[Rows from a dataset]
• • • •
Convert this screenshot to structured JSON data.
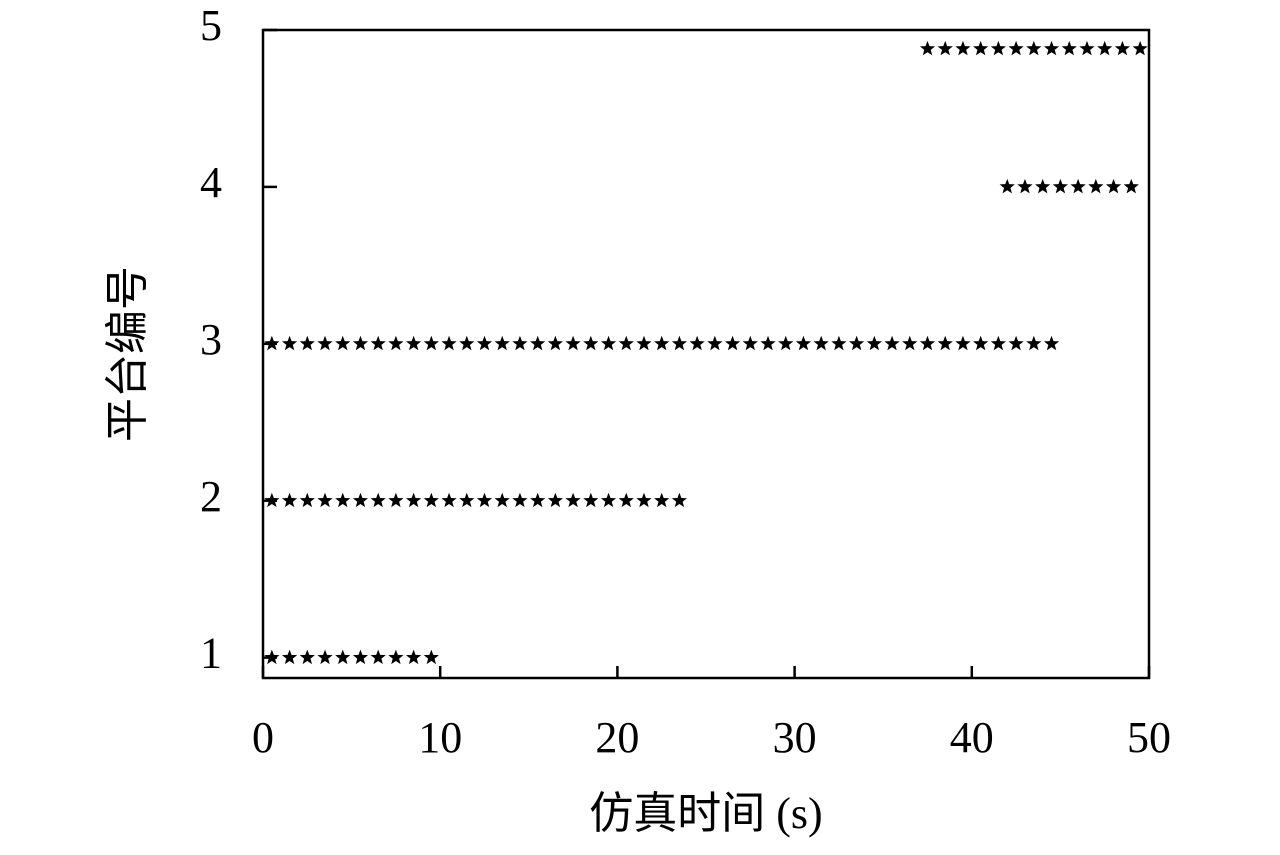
{
  "chart_data": {
    "type": "scatter",
    "xlabel": "仿真时间 (s)",
    "ylabel": "平台编号",
    "xlim": [
      0,
      50
    ],
    "xticks": [
      0,
      10,
      20,
      30,
      40,
      50
    ],
    "ylim": [
      0.87,
      5
    ],
    "yticks": [
      1,
      2,
      3,
      4,
      5
    ],
    "grid": false,
    "series": [
      {
        "color": "#000000",
        "x": [
          0.5,
          1.5,
          2.5,
          3.5,
          4.5,
          5.5,
          6.5,
          7.5,
          8.5,
          9.5
        ],
        "values": [
          1,
          1,
          1,
          1,
          1,
          1,
          1,
          1,
          1,
          1
        ]
      },
      {
        "color": "#000000",
        "x": [
          0.5,
          1.5,
          2.5,
          3.5,
          4.5,
          5.5,
          6.5,
          7.5,
          8.5,
          9.5,
          10.5,
          11.5,
          12.5,
          13.5,
          14.5,
          15.5,
          16.5,
          17.5,
          18.5,
          19.5,
          20.5,
          21.5,
          22.5,
          23.5
        ],
        "values": [
          2,
          2,
          2,
          2,
          2,
          2,
          2,
          2,
          2,
          2,
          2,
          2,
          2,
          2,
          2,
          2,
          2,
          2,
          2,
          2,
          2,
          2,
          2,
          2
        ]
      },
      {
        "color": "#000000",
        "x": [
          0.5,
          1.5,
          2.5,
          3.5,
          4.5,
          5.5,
          6.5,
          7.5,
          8.5,
          9.5,
          10.5,
          11.5,
          12.5,
          13.5,
          14.5,
          15.5,
          16.5,
          17.5,
          18.5,
          19.5,
          20.5,
          21.5,
          22.5,
          23.5,
          24.5,
          25.5,
          26.5,
          27.5,
          28.5,
          29.5,
          30.5,
          31.5,
          32.5,
          33.5,
          34.5,
          35.5,
          36.5,
          37.5,
          38.5,
          39.5,
          40.5,
          41.5,
          42.5,
          43.5,
          44.5
        ],
        "values": [
          3,
          3,
          3,
          3,
          3,
          3,
          3,
          3,
          3,
          3,
          3,
          3,
          3,
          3,
          3,
          3,
          3,
          3,
          3,
          3,
          3,
          3,
          3,
          3,
          3,
          3,
          3,
          3,
          3,
          3,
          3,
          3,
          3,
          3,
          3,
          3,
          3,
          3,
          3,
          3,
          3,
          3,
          3,
          3,
          3
        ]
      },
      {
        "color": "#000000",
        "x": [
          42,
          43,
          44,
          45,
          46,
          47,
          48,
          49
        ],
        "values": [
          4,
          4,
          4,
          4,
          4,
          4,
          4,
          4
        ]
      },
      {
        "color": "#000000",
        "x": [
          37.5,
          38.5,
          39.5,
          40.5,
          41.5,
          42.5,
          43.5,
          44.5,
          45.5,
          46.5,
          47.5,
          48.5,
          49.5
        ],
        "values": [
          4.88,
          4.88,
          4.88,
          4.88,
          4.88,
          4.88,
          4.88,
          4.88,
          4.88,
          4.88,
          4.88,
          4.88,
          4.88
        ]
      }
    ]
  }
}
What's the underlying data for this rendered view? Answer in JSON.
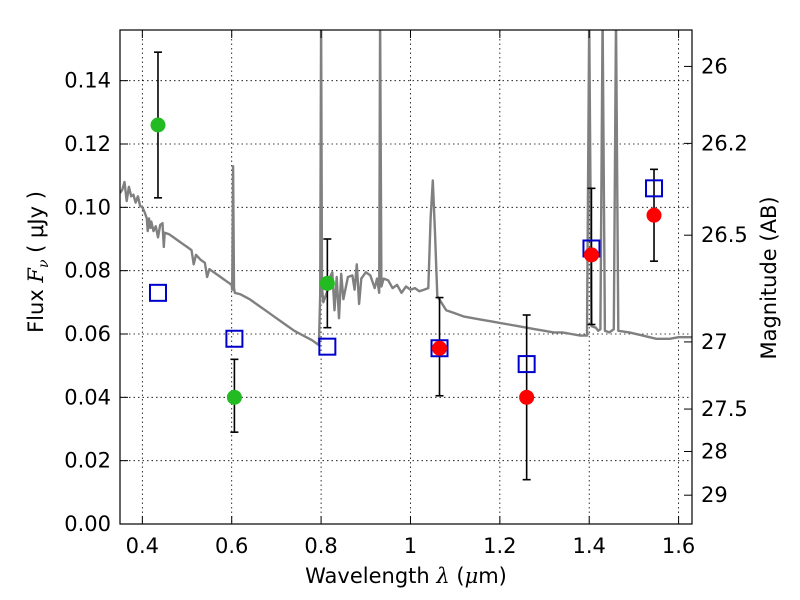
{
  "chart_data": {
    "type": "scatter",
    "title": "",
    "xlabel_prefix": "Wavelength ",
    "xlabel_symbol": "λ",
    "xlabel_unit_open": " (",
    "xlabel_unit_mu": "μ",
    "xlabel_unit_close": "m)",
    "ylabel_prefix": "Flux ",
    "ylabel_symbol": "F",
    "ylabel_subscript": "ν",
    "ylabel_unit": " ( μJy )",
    "y2label": "Magnitude (AB)",
    "xlim": [
      0.35,
      1.63
    ],
    "ylim": [
      0.0,
      0.156
    ],
    "grid": true,
    "x_ticks": [
      0.4,
      0.6,
      0.8,
      1.0,
      1.2,
      1.4,
      1.6
    ],
    "x_tick_labels": [
      "0.4",
      "0.6",
      "0.8",
      "1",
      "1.2",
      "1.4",
      "1.6"
    ],
    "y_ticks": [
      0.0,
      0.02,
      0.04,
      0.06,
      0.08,
      0.1,
      0.12,
      0.14
    ],
    "y_tick_labels": [
      "0.00",
      "0.02",
      "0.04",
      "0.06",
      "0.08",
      "0.10",
      "0.12",
      "0.14"
    ],
    "y2_ticks": [
      {
        "label": "26",
        "flux": 0.1445
      },
      {
        "label": "26.2",
        "flux": 0.1202
      },
      {
        "label": "26.5",
        "flux": 0.0912
      },
      {
        "label": "27",
        "flux": 0.0575
      },
      {
        "label": "27.5",
        "flux": 0.0363
      },
      {
        "label": "28",
        "flux": 0.0229
      },
      {
        "label": "29",
        "flux": 0.0091
      }
    ],
    "series": [
      {
        "marker": "circle",
        "color": "#22bb22",
        "points": [
          {
            "x": 0.435,
            "y": 0.126,
            "ylo": 0.103,
            "yhi": 0.149
          },
          {
            "x": 0.606,
            "y": 0.04,
            "ylo": 0.029,
            "yhi": 0.052
          },
          {
            "x": 0.814,
            "y": 0.076,
            "ylo": 0.062,
            "yhi": 0.09
          }
        ]
      },
      {
        "marker": "circle",
        "color": "#ff0000",
        "points": [
          {
            "x": 1.065,
            "y": 0.0555,
            "ylo": 0.0405,
            "yhi": 0.0715
          },
          {
            "x": 1.26,
            "y": 0.04,
            "ylo": 0.014,
            "yhi": 0.066
          },
          {
            "x": 1.405,
            "y": 0.085,
            "ylo": 0.063,
            "yhi": 0.106
          },
          {
            "x": 1.545,
            "y": 0.0975,
            "ylo": 0.083,
            "yhi": 0.112
          }
        ]
      },
      {
        "marker": "open-square",
        "color": "#0000cc",
        "points": [
          {
            "x": 0.435,
            "y": 0.073
          },
          {
            "x": 0.606,
            "y": 0.0585
          },
          {
            "x": 0.814,
            "y": 0.056
          },
          {
            "x": 1.065,
            "y": 0.0555
          },
          {
            "x": 1.26,
            "y": 0.0505
          },
          {
            "x": 1.405,
            "y": 0.087
          },
          {
            "x": 1.545,
            "y": 0.106
          }
        ]
      },
      {
        "marker": "line",
        "color": "#808080",
        "points": [
          [
            0.35,
            0.1045
          ],
          [
            0.355,
            0.1055
          ],
          [
            0.36,
            0.108
          ],
          [
            0.365,
            0.102
          ],
          [
            0.37,
            0.1065
          ],
          [
            0.375,
            0.1035
          ],
          [
            0.38,
            0.104
          ],
          [
            0.385,
            0.1015
          ],
          [
            0.39,
            0.1035
          ],
          [
            0.395,
            0.1005
          ],
          [
            0.4,
            0.1
          ],
          [
            0.405,
            0.0985
          ],
          [
            0.41,
            0.0965
          ],
          [
            0.412,
            0.0925
          ],
          [
            0.415,
            0.0965
          ],
          [
            0.418,
            0.0935
          ],
          [
            0.42,
            0.0955
          ],
          [
            0.425,
            0.0925
          ],
          [
            0.43,
            0.094
          ],
          [
            0.435,
            0.0905
          ],
          [
            0.44,
            0.0945
          ],
          [
            0.445,
            0.095
          ],
          [
            0.448,
            0.0875
          ],
          [
            0.45,
            0.092
          ],
          [
            0.46,
            0.0915
          ],
          [
            0.47,
            0.0905
          ],
          [
            0.48,
            0.0895
          ],
          [
            0.49,
            0.0885
          ],
          [
            0.5,
            0.0875
          ],
          [
            0.51,
            0.0865
          ],
          [
            0.515,
            0.082
          ],
          [
            0.52,
            0.085
          ],
          [
            0.53,
            0.0835
          ],
          [
            0.54,
            0.0825
          ],
          [
            0.545,
            0.078
          ],
          [
            0.55,
            0.0805
          ],
          [
            0.56,
            0.0795
          ],
          [
            0.57,
            0.0785
          ],
          [
            0.58,
            0.0775
          ],
          [
            0.59,
            0.0765
          ],
          [
            0.6,
            0.0755
          ],
          [
            0.601,
            0.074
          ],
          [
            0.603,
            0.113
          ],
          [
            0.605,
            0.0745
          ],
          [
            0.607,
            0.073
          ],
          [
            0.62,
            0.0725
          ],
          [
            0.64,
            0.071
          ],
          [
            0.66,
            0.069
          ],
          [
            0.68,
            0.067
          ],
          [
            0.7,
            0.065
          ],
          [
            0.72,
            0.063
          ],
          [
            0.74,
            0.061
          ],
          [
            0.76,
            0.0595
          ],
          [
            0.78,
            0.058
          ],
          [
            0.795,
            0.0565
          ],
          [
            0.798,
            0.0725
          ],
          [
            0.8,
            0.16
          ],
          [
            0.802,
            0.075
          ],
          [
            0.805,
            0.07
          ],
          [
            0.81,
            0.072
          ],
          [
            0.815,
            0.074
          ],
          [
            0.82,
            0.078
          ],
          [
            0.825,
            0.0795
          ],
          [
            0.83,
            0.0675
          ],
          [
            0.835,
            0.078
          ],
          [
            0.84,
            0.065
          ],
          [
            0.845,
            0.079
          ],
          [
            0.85,
            0.071
          ],
          [
            0.86,
            0.078
          ],
          [
            0.87,
            0.0785
          ],
          [
            0.875,
            0.074
          ],
          [
            0.88,
            0.082
          ],
          [
            0.885,
            0.0695
          ],
          [
            0.89,
            0.0775
          ],
          [
            0.9,
            0.0795
          ],
          [
            0.91,
            0.0785
          ],
          [
            0.92,
            0.0745
          ],
          [
            0.925,
            0.0775
          ],
          [
            0.93,
            0.073
          ],
          [
            0.932,
            0.16
          ],
          [
            0.935,
            0.075
          ],
          [
            0.94,
            0.0775
          ],
          [
            0.95,
            0.077
          ],
          [
            0.96,
            0.0745
          ],
          [
            0.97,
            0.0755
          ],
          [
            0.98,
            0.073
          ],
          [
            0.99,
            0.075
          ],
          [
            1.0,
            0.074
          ],
          [
            1.01,
            0.0745
          ],
          [
            1.02,
            0.0735
          ],
          [
            1.03,
            0.074
          ],
          [
            1.04,
            0.0745
          ],
          [
            1.045,
            0.0965
          ],
          [
            1.05,
            0.1085
          ],
          [
            1.055,
            0.092
          ],
          [
            1.06,
            0.072
          ],
          [
            1.08,
            0.0675
          ],
          [
            1.1,
            0.0665
          ],
          [
            1.12,
            0.0655
          ],
          [
            1.14,
            0.065
          ],
          [
            1.16,
            0.0645
          ],
          [
            1.18,
            0.064
          ],
          [
            1.2,
            0.0635
          ],
          [
            1.22,
            0.063
          ],
          [
            1.24,
            0.0625
          ],
          [
            1.26,
            0.062
          ],
          [
            1.28,
            0.0615
          ],
          [
            1.3,
            0.061
          ],
          [
            1.32,
            0.0605
          ],
          [
            1.34,
            0.0605
          ],
          [
            1.36,
            0.06
          ],
          [
            1.38,
            0.0595
          ],
          [
            1.395,
            0.0595
          ],
          [
            1.4,
            0.16
          ],
          [
            1.405,
            0.0625
          ],
          [
            1.415,
            0.062
          ],
          [
            1.42,
            0.061
          ],
          [
            1.425,
            0.0615
          ],
          [
            1.43,
            0.16
          ],
          [
            1.435,
            0.061
          ],
          [
            1.445,
            0.0605
          ],
          [
            1.455,
            0.0615
          ],
          [
            1.46,
            0.16
          ],
          [
            1.465,
            0.061
          ],
          [
            1.49,
            0.0605
          ],
          [
            1.52,
            0.0595
          ],
          [
            1.55,
            0.0585
          ],
          [
            1.58,
            0.0585
          ],
          [
            1.6,
            0.059
          ],
          [
            1.63,
            0.059
          ]
        ]
      }
    ]
  }
}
• • • •
Problem to solve: Copy every line of the listing that includes the string "this".

Correct output:
Convert this screenshot to structured JSON data.
What's the underlying data for this rendered view? Answer in JSON.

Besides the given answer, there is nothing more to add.